▸ What you need to do: Write out the full listing exactly as given, minus the images.
+++ Records provided +++
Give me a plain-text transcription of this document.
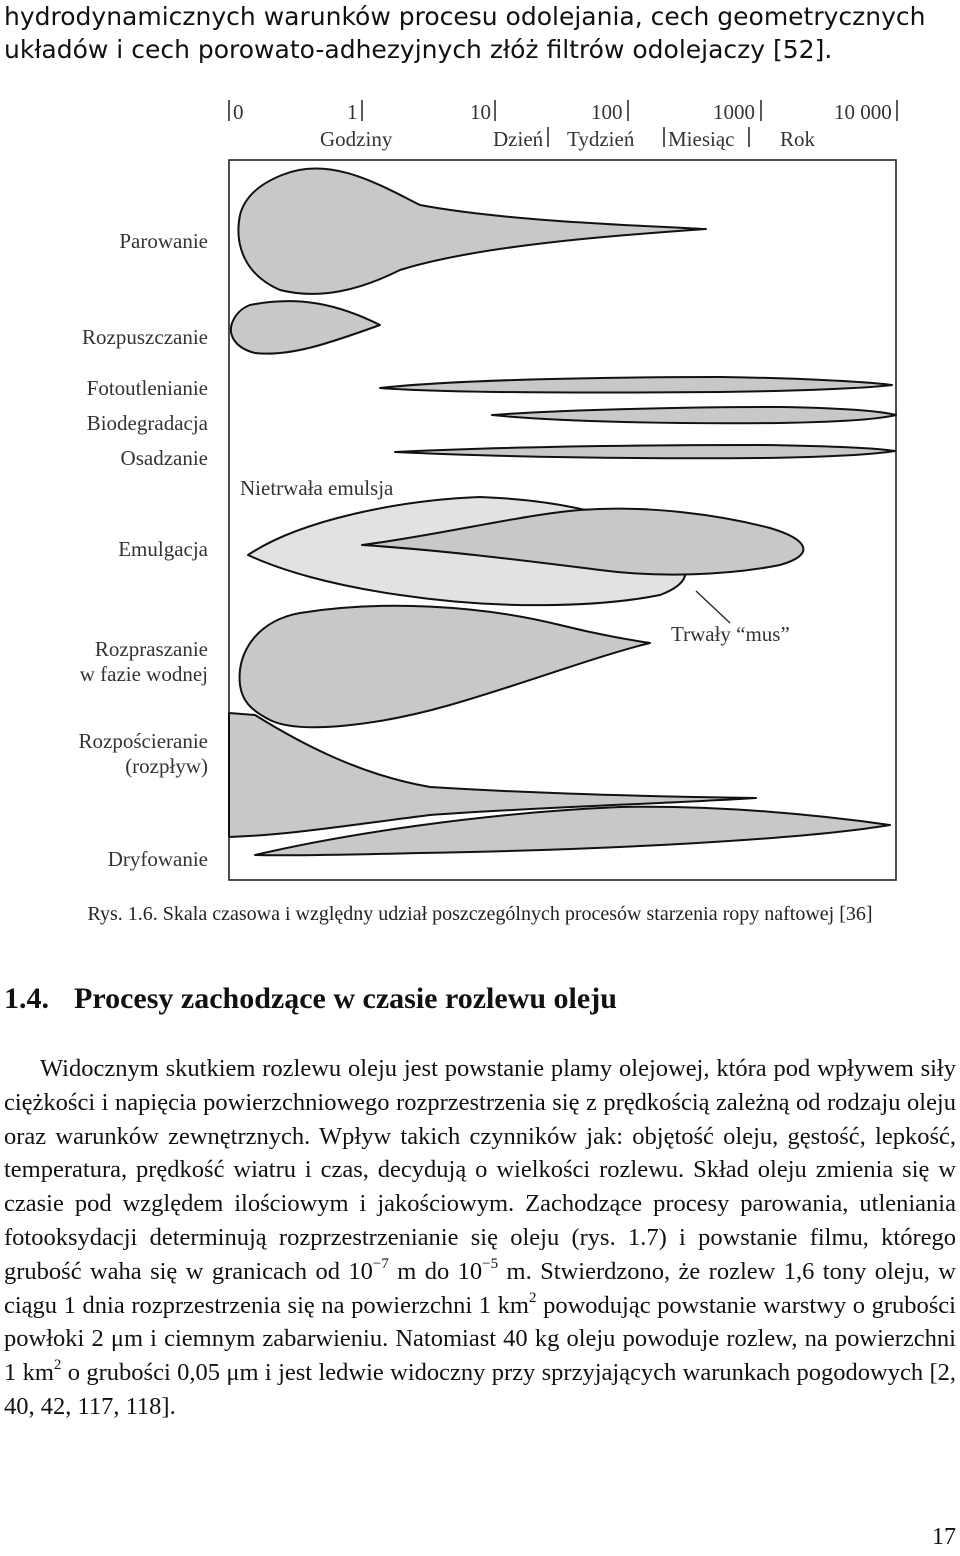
hydrodynamicznych warunków procesu odolejania, cech geometrycznych układów i cech porowato-adhezyjnych złóż filtrów odolejaczy [52].

0	1	10	100	1000	10 000
Godziny	Dzień Tydzień Miesiąc Rok
Parowanie
Rozpuszczanie
Fotoutlenianie
Biodegradacja
Osadzanie
Emulgacja
Rozpraszanie
w fazie wodnej
Rozpościeranie
(rozpływ)
Dryfowanie
Nietrwała emulsja
Trwały “mus”
Rys. 1.6. Skala czasowa i względny udział poszczególnych procesów starzenia ropy naftowej [36]
1.4. Procesy zachodzące w czasie rozlewu oleju

Widocznym skutkiem rozlewu oleju jest powstanie plamy olejowej, która pod wpływem siły ciężkości i napięcia powierzchniowego rozprzestrzenia się z prędkością zależną od rodzaju oleju oraz warunków zewnętrznych. Wpływ takich czynników jak: objętość oleju, gęstość, lepkość, temperatura, prędkość wiatru i czas, decydują o wielkości rozlewu. Skład oleju zmienia się w czasie pod względem ilościowym i jakościowym. Zachodzące procesy parowania, utleniania fotooksydacji determinują rozprzestrzenianie się oleju (rys. 1.7) i powstanie filmu, którego grubość waha się w granicach od $10^{-7}$ m do $10^{-5}$ m. Stwierdzono, że rozlew 1,6 tony oleju, w ciągu 1 dnia rozprzestrzenia się na powierzchni 1 $km^2$ powodując powstanie warstwy o grubości powłoki 2 μm i ciemnym zabarwieniu. Natomiast 40 kg oleju powoduje rozlew, na powierzchni 1 $km^2$ o grubości 0,05 μm i jest ledwie widoczny przy sprzyjających warunkach pogodowych [2, 40, 42, 117, 118].

17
+++
▸ Result for this exercise:
Give me a plain-text transcription of this document.
hydrodynamicznych warunków procesu odolejania, cech geometrycznych układów i cech porowato-adhezyjnych złóż filtrów odolejaczy [52].

0	1	10	100	1000	10 000
Godziny	Dzień Tydzień Miesiąc Rok
Parowanie
Rozpuszczanie
Fotoutlenianie
Biodegradacja
Osadzanie
Emulgacja
Rozpraszanie
w fazie wodnej
Rozpościeranie
(rozpływ)
Dryfowanie
Nietrwała emulsja
Trwały “mus”
Rys. 1.6. Skala czasowa i względny udział poszczególnych procesów starzenia ropy naftowej [36]
1.4. Procesy zachodzące w czasie rozlewu oleju

Widocznym skutkiem rozlewu oleju jest powstanie plamy olejowej, która pod wpływem siły ciężkości i napięcia powierzchniowego rozprzestrzenia się z prędkością zależną od rodzaju oleju oraz warunków zewnętrznych. Wpływ takich czynników jak: objętość oleju, gęstość, lepkość, temperatura, prędkość wiatru i czas, decydują o wielkości rozlewu. Skład oleju zmienia się w czasie pod względem ilościowym i jakościowym. Zachodzące procesy parowania, utleniania fotooksydacji determinują rozprzestrzenianie się oleju (rys. 1.7) i powstanie filmu, którego grubość waha się w granicach od $10^{-7}$ m do $10^{-5}$ m. Stwierdzono, że rozlew 1,6 tony oleju, w ciągu 1 dnia rozprzestrzenia się na powierzchni 1 $km^2$ powodując powstanie warstwy o grubości powłoki 2 μm i ciemnym zabarwieniu. Natomiast 40 kg oleju powoduje rozlew, na powierzchni 1 $km^2$ o grubości 0,05 μm i jest ledwie widoczny przy sprzyjających warunkach pogodowych [2, 40, 42, 117, 118].

17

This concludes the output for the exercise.